Artículo de opinión:
PAÍS DE PANDERETA

Por Estefanía Ferrer del Río

            Paseo por las calles de mi municipio y observo la felicidad y tranquilidad de sus habitantes. ¡Qué suerte! Mi malestar va en aumento, cada día leer el diario o ver las noticias me crea mayor insatisfacción e inseguridad respecto al mundo que me rodea. “No nos podemos quejar” me espetan los mayores. Pues sí, sí hay que quejarse, lo que ocurre es que no sé qué nos pasa a la población que callamos y asumimos que la soga que nos obligan a llevar en el cuello es algo normal y debemos aceptarlo. No, señores, no, no es normal.
-------------------------
ACTIVIDAD 1
Transcribe el pasaje del artículo de opinión que empieza en las palabras "Paseo por las" y termina después de "no es normal.".
ACTIVIDAD 2
Responde a estas preguntas sobre el artículo de opinión:
(a) ¿Cuál es el título del artículo?
(b) ¿Qué observa quien escribe en los habitantes de su municipio?
(c) ¿Qué frase le espetan los mayores?
-------------------------
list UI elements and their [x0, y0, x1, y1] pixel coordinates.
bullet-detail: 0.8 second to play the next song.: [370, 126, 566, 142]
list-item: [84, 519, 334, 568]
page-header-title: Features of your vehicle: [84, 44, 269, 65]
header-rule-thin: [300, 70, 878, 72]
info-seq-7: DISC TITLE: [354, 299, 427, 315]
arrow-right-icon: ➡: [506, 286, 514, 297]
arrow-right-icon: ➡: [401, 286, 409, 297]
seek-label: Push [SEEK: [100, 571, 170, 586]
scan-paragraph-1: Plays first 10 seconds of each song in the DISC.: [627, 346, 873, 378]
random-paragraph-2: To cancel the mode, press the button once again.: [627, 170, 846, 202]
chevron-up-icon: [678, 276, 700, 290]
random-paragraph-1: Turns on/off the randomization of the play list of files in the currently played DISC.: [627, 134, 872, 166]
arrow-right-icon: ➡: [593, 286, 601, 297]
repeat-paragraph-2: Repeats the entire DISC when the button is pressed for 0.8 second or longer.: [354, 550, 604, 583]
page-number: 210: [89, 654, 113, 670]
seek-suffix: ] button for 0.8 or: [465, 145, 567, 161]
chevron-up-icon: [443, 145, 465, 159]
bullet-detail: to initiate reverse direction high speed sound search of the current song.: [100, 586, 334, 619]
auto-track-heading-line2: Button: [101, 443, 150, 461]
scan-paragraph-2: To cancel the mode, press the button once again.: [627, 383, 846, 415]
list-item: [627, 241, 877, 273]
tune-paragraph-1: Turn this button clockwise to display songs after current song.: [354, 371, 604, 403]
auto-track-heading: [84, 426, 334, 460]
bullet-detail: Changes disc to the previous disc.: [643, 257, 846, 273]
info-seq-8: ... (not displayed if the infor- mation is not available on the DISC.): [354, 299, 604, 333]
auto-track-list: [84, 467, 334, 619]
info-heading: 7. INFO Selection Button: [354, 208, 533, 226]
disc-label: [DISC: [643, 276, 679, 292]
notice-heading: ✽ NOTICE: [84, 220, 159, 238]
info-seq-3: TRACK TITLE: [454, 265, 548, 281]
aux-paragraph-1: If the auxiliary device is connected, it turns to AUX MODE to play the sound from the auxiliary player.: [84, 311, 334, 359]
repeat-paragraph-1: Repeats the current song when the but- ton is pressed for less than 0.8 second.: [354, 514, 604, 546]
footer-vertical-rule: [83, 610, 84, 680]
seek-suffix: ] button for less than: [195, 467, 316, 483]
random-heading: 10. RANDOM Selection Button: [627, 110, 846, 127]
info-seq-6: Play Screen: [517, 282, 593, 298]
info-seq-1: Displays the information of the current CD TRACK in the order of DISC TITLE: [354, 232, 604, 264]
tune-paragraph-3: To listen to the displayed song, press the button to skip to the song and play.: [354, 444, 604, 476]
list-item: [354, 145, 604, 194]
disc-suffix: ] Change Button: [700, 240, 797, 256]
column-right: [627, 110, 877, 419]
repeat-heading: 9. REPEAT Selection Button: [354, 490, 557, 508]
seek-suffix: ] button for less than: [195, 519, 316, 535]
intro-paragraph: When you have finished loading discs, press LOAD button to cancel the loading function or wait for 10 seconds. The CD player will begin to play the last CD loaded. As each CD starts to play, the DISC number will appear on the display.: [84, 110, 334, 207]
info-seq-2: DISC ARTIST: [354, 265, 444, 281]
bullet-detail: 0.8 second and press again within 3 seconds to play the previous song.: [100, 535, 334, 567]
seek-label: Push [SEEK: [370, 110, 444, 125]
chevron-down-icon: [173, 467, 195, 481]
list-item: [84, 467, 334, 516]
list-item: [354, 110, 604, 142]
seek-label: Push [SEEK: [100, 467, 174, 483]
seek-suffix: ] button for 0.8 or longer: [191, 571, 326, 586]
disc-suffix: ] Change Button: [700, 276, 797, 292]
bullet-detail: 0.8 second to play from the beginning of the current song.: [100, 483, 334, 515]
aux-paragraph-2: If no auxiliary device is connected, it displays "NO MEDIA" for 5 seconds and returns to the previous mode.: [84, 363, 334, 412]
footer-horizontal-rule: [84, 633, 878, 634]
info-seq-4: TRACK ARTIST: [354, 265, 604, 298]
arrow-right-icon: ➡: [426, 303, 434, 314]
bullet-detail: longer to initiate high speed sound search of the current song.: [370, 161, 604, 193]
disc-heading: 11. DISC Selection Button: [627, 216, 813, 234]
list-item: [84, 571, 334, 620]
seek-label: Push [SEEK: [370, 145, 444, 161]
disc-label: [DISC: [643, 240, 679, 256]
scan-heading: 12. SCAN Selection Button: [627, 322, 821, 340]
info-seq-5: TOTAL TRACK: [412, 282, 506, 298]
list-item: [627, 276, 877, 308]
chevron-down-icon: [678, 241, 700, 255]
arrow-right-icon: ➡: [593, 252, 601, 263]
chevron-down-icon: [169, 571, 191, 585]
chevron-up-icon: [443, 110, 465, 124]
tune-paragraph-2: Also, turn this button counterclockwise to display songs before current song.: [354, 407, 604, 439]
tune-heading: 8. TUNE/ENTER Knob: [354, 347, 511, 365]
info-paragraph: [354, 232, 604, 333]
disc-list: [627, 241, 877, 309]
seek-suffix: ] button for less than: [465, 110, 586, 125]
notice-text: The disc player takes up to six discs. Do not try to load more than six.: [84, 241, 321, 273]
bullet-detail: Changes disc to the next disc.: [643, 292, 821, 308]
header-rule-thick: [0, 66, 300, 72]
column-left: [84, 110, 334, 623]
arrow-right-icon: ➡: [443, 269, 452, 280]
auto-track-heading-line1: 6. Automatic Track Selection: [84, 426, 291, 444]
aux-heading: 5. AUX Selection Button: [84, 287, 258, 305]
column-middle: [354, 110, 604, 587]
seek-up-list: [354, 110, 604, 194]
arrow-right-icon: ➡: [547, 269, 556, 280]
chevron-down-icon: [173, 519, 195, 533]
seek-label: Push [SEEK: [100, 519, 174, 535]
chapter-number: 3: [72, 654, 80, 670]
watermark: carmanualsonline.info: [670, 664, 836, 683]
-------------------------
SOLUCIÓN 1
Paseo por las calles de mi municipio y observo la felicidad y tranquilidad de sus habitantes. ¡Qué suerte! Mi malestar va en aumento, cada día leer el diario o ver las noticias me crea mayor insatisfacción e inseguridad respecto al mundo que me rodea. “No nos podemos quejar” me espetan los mayores. Pues sí, sí hay que quejarse, lo que ocurre es que no sé qué nos pasa a la población que callamos y asumimos que la soga que nos obligan a llevar en el cuello es algo normal y debemos aceptarlo. No, señores, no, no es normal.

SOLUCIÓN 2
(a) PAÍS DE PANDERETA
(b) La felicidad y tranquilidad de sus habitantes.
(c) “No nos podemos quejar”.